DIRECTIVE: Extract each line of the data below exactly as written.

GIVEN RECORDS:
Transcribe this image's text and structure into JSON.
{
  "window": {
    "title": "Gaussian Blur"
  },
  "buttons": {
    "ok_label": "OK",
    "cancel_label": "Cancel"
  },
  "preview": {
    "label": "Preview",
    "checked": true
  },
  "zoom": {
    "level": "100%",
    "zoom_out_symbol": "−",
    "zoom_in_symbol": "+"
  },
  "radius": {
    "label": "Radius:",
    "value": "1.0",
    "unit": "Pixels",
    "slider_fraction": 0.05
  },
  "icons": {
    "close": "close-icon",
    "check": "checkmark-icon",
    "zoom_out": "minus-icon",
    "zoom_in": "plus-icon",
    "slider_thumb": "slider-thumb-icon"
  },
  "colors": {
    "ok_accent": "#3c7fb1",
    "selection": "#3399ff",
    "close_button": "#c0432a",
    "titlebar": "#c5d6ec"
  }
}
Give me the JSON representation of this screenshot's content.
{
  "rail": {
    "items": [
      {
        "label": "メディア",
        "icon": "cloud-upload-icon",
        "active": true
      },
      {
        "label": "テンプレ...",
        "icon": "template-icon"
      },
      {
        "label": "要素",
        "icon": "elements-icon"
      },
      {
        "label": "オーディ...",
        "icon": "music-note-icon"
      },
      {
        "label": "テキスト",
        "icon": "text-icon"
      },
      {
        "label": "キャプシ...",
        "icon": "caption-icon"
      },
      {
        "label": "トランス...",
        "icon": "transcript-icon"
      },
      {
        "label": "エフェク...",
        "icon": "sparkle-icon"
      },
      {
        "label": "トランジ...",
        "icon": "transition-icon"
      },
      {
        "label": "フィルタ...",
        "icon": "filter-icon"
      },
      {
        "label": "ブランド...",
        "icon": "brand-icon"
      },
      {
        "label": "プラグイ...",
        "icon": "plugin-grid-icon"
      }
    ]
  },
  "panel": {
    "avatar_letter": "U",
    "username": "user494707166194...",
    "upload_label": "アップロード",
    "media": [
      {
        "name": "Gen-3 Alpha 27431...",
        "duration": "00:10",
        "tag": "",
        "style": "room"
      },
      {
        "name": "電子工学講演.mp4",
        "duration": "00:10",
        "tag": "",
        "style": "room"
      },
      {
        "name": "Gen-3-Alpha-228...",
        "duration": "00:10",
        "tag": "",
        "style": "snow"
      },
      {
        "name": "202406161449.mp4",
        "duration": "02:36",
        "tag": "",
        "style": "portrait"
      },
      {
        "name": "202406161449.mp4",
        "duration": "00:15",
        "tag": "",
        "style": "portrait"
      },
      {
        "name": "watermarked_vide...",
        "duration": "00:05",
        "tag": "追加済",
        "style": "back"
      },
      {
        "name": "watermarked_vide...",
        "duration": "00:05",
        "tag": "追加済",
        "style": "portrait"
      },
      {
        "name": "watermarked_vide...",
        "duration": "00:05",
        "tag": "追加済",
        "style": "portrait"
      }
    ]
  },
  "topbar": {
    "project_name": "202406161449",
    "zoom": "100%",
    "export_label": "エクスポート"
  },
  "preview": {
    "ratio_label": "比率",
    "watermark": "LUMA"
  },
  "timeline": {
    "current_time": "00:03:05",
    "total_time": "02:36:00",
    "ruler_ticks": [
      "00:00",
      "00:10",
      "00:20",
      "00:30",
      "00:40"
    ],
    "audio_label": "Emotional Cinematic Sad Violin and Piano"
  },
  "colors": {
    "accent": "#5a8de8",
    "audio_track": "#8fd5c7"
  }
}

SOLUTION TO THE PROBLEM:
Transcribe this image's text and structure into JSON.
{
  "window": {
    "title": "Gaussian Blur"
  },
  "buttons": {
    "ok_label": "OK",
    "cancel_label": "Cancel"
  },
  "preview": {
    "label": "Preview",
    "checked": true
  },
  "zoom": {
    "level": "100%",
    "zoom_out_symbol": "−",
    "zoom_in_symbol": "+"
  },
  "radius": {
    "label": "Radius:",
    "value": "1.0",
    "unit": "Pixels",
    "slider_fraction": 0.05
  },
  "icons": {
    "close": "close-icon",
    "check": "checkmark-icon",
    "zoom_out": "minus-icon",
    "zoom_in": "plus-icon",
    "slider_thumb": "slider-thumb-icon"
  },
  "colors": {
    "ok_accent": "#3c7fb1",
    "selection": "#3399ff",
    "close_button": "#c0432a",
    "titlebar": "#c5d6ec"
  }
}
Give me the JSON representation of this screenshot's content.
{
  "rail": {
    "items": [
      {
        "label": "メディア",
        "icon": "cloud-upload-icon",
        "active": true
      },
      {
        "label": "テンプレ...",
        "icon": "template-icon"
      },
      {
        "label": "要素",
        "icon": "elements-icon"
      },
      {
        "label": "オーディ...",
        "icon": "music-note-icon"
      },
      {
        "label": "テキスト",
        "icon": "text-icon"
      },
      {
        "label": "キャプシ...",
        "icon": "caption-icon"
      },
      {
        "label": "トランス...",
        "icon": "transcript-icon"
      },
      {
        "label": "エフェク...",
        "icon": "sparkle-icon"
      },
      {
        "label": "トランジ...",
        "icon": "transition-icon"
      },
      {
        "label": "フィルタ...",
        "icon": "filter-icon"
      },
      {
        "label": "ブランド...",
        "icon": "brand-icon"
      },
      {
        "label": "プラグイ...",
        "icon": "plugin-grid-icon"
      }
    ]
  },
  "panel": {
    "avatar_letter": "U",
    "username": "user494707166194...",
    "upload_label": "アップロード",
    "media": [
      {
        "name": "Gen-3 Alpha 27431...",
        "duration": "00:10",
        "tag": "",
        "style": "room"
      },
      {
        "name": "電子工学講演.mp4",
        "duration": "00:10",
        "tag": "",
        "style": "room"
      },
      {
        "name": "Gen-3-Alpha-228...",
        "duration": "00:10",
        "tag": "",
        "style": "snow"
      },
      {
        "name": "202406161449.mp4",
        "duration": "02:36",
        "tag": "",
        "style": "portrait"
      },
      {
        "name": "202406161449.mp4",
        "duration": "00:15",
        "tag": "",
        "style": "portrait"
      },
      {
        "name": "watermarked_vide...",
        "duration": "00:05",
        "tag": "追加済",
        "style": "back"
      },
      {
        "name": "watermarked_vide...",
        "duration": "00:05",
        "tag": "追加済",
        "style": "portrait"
      },
      {
        "name": "watermarked_vide...",
        "duration": "00:05",
        "tag": "追加済",
        "style": "portrait"
      }
    ]
  },
  "topbar": {
    "project_name": "202406161449",
    "zoom": "100%",
    "export_label": "エクスポート"
  },
  "preview": {
    "ratio_label": "比率",
    "watermark": "LUMA"
  },
  "timeline": {
    "current_time": "00:03:05",
    "total_time": "02:36:00",
    "ruler_ticks": [
      "00:00",
      "00:10",
      "00:20",
      "00:30",
      "00:40"
    ],
    "audio_label": "Emotional Cinematic Sad Violin and Piano"
  },
  "colors": {
    "accent": "#5a8de8",
    "audio_track": "#8fd5c7"
  }
}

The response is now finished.